Lines of the data that contain the word "Gerät" are the ones to copy.

• **Stored entries**:
↓

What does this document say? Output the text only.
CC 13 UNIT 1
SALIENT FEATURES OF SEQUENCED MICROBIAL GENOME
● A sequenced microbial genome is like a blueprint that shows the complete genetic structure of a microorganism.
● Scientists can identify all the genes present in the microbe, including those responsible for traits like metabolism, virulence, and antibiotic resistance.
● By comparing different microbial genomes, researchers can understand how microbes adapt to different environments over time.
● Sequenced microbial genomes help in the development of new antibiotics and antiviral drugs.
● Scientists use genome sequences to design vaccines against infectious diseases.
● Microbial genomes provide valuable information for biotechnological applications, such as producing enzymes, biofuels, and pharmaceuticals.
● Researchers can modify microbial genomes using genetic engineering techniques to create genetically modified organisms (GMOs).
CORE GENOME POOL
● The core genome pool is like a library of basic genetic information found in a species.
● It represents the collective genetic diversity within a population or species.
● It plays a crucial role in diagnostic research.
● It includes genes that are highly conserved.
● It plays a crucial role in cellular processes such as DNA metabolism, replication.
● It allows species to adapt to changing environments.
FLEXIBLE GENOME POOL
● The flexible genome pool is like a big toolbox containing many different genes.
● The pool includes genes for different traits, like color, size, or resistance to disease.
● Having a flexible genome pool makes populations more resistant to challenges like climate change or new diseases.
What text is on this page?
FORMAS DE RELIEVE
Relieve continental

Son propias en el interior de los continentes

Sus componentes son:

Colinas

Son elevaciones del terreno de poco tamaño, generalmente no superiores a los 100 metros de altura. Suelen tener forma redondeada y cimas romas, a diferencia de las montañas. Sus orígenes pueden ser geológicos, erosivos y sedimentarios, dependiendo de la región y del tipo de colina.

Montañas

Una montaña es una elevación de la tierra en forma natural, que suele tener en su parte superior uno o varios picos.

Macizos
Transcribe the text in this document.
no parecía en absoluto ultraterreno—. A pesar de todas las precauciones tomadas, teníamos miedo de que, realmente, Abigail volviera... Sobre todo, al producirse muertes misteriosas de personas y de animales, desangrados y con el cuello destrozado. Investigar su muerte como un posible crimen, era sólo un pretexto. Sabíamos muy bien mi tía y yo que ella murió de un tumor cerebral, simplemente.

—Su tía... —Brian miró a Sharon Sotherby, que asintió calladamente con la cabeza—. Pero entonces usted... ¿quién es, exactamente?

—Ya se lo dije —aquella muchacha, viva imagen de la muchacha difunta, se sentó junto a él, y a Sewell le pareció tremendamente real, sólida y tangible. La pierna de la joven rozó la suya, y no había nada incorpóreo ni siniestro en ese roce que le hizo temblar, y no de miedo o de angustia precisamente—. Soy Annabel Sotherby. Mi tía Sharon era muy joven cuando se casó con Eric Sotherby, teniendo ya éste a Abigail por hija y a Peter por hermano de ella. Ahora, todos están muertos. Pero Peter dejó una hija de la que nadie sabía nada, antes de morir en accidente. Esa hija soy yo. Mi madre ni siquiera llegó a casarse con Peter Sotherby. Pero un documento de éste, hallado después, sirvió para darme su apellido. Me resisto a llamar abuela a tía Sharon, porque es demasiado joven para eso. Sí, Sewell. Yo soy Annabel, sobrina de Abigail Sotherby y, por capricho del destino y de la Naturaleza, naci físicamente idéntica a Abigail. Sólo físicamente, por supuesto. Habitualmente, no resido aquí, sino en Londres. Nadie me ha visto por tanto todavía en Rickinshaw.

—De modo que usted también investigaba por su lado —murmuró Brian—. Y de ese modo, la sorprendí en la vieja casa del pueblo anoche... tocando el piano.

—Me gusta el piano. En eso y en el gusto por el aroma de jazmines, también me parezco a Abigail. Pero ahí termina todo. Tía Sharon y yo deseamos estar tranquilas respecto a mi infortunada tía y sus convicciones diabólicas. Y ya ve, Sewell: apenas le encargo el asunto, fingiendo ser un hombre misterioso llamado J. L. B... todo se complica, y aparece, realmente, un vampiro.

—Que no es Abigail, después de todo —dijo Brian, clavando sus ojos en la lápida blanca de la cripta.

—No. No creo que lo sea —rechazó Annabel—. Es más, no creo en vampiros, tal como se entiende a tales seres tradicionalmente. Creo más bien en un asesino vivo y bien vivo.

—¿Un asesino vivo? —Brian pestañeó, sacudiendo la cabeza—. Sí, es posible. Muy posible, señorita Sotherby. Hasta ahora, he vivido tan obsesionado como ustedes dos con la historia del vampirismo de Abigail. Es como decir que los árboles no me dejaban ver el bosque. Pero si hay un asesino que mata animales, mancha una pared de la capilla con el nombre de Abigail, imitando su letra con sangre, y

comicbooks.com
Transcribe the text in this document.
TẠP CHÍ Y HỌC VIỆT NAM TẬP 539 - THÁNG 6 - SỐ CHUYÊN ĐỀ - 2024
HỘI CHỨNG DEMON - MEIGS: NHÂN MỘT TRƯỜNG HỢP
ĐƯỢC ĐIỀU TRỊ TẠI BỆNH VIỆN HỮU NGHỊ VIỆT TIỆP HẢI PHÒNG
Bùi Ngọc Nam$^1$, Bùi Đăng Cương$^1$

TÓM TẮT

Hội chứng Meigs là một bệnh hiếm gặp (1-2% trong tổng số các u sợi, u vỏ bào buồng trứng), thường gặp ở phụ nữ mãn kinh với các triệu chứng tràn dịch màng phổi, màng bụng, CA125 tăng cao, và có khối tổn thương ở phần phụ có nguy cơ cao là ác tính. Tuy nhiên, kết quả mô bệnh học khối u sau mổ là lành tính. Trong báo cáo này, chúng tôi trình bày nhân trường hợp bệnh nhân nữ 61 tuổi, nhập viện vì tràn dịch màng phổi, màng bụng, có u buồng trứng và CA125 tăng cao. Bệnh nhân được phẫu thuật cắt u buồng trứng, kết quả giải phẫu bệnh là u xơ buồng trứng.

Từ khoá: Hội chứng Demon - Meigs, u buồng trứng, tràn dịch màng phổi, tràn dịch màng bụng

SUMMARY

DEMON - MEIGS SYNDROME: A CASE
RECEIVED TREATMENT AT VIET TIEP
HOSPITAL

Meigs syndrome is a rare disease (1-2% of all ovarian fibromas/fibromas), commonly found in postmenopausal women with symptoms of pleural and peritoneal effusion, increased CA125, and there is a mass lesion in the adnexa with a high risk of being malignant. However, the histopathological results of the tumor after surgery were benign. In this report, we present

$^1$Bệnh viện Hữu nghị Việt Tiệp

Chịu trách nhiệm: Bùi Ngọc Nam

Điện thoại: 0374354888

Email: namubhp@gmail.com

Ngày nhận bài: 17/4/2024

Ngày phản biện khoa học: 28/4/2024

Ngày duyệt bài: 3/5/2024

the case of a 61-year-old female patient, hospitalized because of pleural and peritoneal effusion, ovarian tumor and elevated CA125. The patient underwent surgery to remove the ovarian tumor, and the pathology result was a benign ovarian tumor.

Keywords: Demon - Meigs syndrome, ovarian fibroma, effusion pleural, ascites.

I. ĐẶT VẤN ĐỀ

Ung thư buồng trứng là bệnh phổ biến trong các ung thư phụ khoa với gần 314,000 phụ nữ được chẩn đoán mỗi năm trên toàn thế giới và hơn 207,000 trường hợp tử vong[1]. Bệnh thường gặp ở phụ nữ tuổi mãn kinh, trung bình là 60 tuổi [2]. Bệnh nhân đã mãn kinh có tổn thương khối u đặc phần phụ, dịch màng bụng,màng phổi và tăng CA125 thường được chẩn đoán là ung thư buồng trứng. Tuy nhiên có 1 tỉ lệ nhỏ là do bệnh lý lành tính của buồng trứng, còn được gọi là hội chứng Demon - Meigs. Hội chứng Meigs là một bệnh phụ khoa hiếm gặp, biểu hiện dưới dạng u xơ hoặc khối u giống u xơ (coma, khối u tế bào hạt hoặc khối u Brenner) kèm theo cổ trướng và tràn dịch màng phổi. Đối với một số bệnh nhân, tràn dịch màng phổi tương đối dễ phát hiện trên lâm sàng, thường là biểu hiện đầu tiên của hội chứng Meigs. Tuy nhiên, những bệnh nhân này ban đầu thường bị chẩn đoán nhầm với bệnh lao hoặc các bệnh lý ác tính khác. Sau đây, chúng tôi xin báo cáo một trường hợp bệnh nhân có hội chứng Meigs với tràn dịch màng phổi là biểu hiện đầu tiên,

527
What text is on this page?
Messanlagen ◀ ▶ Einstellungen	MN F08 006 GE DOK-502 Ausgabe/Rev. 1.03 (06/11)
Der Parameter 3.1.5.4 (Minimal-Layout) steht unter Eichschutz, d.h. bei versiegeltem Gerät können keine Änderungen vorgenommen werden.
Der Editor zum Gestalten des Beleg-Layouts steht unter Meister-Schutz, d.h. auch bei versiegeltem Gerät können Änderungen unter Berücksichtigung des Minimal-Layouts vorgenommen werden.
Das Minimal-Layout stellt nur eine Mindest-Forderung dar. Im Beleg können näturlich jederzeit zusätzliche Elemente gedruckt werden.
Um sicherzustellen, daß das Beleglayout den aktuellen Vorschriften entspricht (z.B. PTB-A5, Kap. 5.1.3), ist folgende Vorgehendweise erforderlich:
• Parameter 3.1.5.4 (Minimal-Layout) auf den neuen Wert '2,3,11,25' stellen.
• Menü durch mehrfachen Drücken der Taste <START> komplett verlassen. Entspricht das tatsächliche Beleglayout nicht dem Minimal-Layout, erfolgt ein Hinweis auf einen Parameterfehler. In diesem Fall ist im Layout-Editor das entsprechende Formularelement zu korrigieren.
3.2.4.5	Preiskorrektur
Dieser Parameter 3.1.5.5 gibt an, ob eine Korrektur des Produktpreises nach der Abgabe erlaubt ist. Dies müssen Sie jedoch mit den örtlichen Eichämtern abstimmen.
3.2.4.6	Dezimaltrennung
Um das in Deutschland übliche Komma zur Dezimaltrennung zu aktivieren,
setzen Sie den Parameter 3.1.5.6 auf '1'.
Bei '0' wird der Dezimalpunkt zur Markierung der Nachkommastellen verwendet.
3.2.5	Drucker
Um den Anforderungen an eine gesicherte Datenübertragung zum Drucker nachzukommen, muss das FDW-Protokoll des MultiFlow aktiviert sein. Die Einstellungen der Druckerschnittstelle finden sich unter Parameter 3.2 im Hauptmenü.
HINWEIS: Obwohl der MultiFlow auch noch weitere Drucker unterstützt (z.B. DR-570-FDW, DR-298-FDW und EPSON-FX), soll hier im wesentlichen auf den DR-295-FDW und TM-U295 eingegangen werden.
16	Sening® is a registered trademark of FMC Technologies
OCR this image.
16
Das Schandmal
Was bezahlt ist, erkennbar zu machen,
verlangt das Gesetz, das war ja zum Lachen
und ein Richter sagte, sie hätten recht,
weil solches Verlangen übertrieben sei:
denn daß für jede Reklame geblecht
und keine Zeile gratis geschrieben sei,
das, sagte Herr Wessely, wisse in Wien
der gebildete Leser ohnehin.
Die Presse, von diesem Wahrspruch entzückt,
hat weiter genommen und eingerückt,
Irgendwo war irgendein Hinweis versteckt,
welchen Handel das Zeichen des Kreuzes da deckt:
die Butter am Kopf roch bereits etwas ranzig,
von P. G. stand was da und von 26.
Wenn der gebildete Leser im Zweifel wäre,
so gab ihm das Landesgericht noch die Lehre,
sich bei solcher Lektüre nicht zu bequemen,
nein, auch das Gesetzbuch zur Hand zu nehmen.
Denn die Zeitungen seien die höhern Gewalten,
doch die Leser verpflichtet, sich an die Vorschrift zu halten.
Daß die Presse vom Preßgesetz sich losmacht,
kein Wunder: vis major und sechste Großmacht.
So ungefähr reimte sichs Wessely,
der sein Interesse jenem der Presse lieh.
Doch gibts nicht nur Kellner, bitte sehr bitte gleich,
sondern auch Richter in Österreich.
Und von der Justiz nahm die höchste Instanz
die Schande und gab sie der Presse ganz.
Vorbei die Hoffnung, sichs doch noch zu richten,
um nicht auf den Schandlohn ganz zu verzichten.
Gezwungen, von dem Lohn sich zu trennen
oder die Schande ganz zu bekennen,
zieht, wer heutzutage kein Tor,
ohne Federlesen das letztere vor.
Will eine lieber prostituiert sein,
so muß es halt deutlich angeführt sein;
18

↑

• **SOLUTION FOR THIS EXERCISE**:
Der Parameter 3.1.5.4 (Minimal-Layout) steht unter Eichschutz, d.h. bei versiegeltem Gerät können keine Änderungen vorgenommen werden.
Der Editor zum Gestalten des Beleg-Layouts steht unter Meister-Schutz, d.h. auch bei versiegeltem Gerät können Änderungen unter Berücksichtigung des Minimal-Layouts vorgenommen werden.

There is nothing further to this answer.